* **Requirement**
Your task is to copy every line of the records below that contains "this".

## START

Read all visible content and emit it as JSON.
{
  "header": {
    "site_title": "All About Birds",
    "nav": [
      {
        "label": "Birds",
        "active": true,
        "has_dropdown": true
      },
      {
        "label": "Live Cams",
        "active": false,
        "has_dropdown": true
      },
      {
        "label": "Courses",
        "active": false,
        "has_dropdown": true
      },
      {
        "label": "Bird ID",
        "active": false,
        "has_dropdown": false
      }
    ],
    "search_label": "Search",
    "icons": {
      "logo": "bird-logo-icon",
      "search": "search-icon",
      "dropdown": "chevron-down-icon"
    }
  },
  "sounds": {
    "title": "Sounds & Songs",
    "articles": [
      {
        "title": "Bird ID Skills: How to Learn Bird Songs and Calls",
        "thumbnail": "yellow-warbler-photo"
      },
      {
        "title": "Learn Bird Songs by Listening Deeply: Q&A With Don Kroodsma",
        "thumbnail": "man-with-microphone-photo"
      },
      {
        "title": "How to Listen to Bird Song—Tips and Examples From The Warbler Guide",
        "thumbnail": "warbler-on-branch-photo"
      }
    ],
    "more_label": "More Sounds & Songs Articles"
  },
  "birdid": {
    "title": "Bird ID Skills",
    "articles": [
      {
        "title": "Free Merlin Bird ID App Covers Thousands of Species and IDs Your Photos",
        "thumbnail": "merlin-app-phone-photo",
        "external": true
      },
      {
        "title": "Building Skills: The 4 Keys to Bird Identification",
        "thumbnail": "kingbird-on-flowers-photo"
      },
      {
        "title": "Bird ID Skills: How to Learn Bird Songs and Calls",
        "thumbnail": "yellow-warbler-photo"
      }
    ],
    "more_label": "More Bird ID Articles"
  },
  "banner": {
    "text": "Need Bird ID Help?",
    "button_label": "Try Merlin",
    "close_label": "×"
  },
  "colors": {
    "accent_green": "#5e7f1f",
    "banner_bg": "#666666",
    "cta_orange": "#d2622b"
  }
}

## END
## START

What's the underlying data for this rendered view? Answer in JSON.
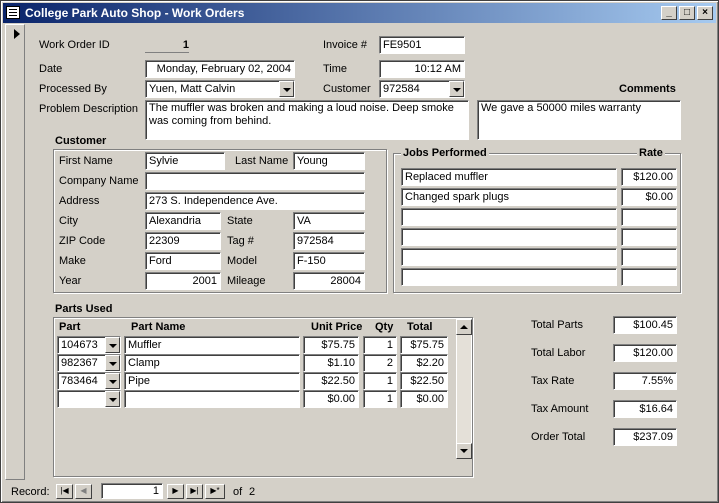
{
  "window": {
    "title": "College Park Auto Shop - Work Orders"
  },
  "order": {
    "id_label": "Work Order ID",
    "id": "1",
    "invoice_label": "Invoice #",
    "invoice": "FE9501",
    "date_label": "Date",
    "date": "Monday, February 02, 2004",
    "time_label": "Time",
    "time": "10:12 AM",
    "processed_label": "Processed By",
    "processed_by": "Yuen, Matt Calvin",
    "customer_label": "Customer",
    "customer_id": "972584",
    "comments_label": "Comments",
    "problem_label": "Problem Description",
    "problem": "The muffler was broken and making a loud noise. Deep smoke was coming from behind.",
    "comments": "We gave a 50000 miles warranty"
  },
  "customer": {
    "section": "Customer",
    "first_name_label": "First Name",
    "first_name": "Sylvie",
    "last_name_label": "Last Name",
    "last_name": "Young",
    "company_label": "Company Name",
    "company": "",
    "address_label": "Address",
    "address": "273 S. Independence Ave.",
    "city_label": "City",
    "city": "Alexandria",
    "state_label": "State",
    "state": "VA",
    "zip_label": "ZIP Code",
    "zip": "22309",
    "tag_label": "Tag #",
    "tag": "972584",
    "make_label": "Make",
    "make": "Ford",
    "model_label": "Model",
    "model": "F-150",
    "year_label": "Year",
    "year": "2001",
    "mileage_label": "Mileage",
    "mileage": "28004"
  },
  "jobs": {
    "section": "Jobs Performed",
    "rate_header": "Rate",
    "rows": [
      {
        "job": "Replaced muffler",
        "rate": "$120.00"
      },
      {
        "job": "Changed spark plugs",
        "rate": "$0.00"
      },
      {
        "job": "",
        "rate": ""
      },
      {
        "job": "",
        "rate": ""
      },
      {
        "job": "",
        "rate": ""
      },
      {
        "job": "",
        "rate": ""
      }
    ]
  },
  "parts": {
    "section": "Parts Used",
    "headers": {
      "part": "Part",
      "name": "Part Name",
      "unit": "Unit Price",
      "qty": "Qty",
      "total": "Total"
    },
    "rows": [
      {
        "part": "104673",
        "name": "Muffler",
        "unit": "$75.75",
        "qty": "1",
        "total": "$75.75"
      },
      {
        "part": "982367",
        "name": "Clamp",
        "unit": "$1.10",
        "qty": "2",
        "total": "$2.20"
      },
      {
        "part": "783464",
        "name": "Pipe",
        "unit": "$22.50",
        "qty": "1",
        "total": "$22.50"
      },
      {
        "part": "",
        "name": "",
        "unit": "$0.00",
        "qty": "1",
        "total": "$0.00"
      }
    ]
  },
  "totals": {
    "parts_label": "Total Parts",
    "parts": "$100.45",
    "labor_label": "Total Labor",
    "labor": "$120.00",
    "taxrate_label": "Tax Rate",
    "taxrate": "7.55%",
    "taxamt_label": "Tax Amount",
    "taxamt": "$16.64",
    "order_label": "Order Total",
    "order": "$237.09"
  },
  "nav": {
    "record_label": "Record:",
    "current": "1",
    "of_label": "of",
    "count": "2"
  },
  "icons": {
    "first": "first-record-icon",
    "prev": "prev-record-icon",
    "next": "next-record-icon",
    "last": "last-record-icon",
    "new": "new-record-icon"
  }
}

## END
## START

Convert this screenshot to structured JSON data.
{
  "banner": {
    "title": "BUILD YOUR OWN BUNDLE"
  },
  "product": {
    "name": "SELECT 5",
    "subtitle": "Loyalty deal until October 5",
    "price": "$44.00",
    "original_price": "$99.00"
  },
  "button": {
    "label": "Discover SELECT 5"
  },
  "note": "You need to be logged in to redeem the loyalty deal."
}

## END

* **Final result**
What's the underlying data for this rendered view? Answer in JSON.
Convert this screenshot to structured JSON data.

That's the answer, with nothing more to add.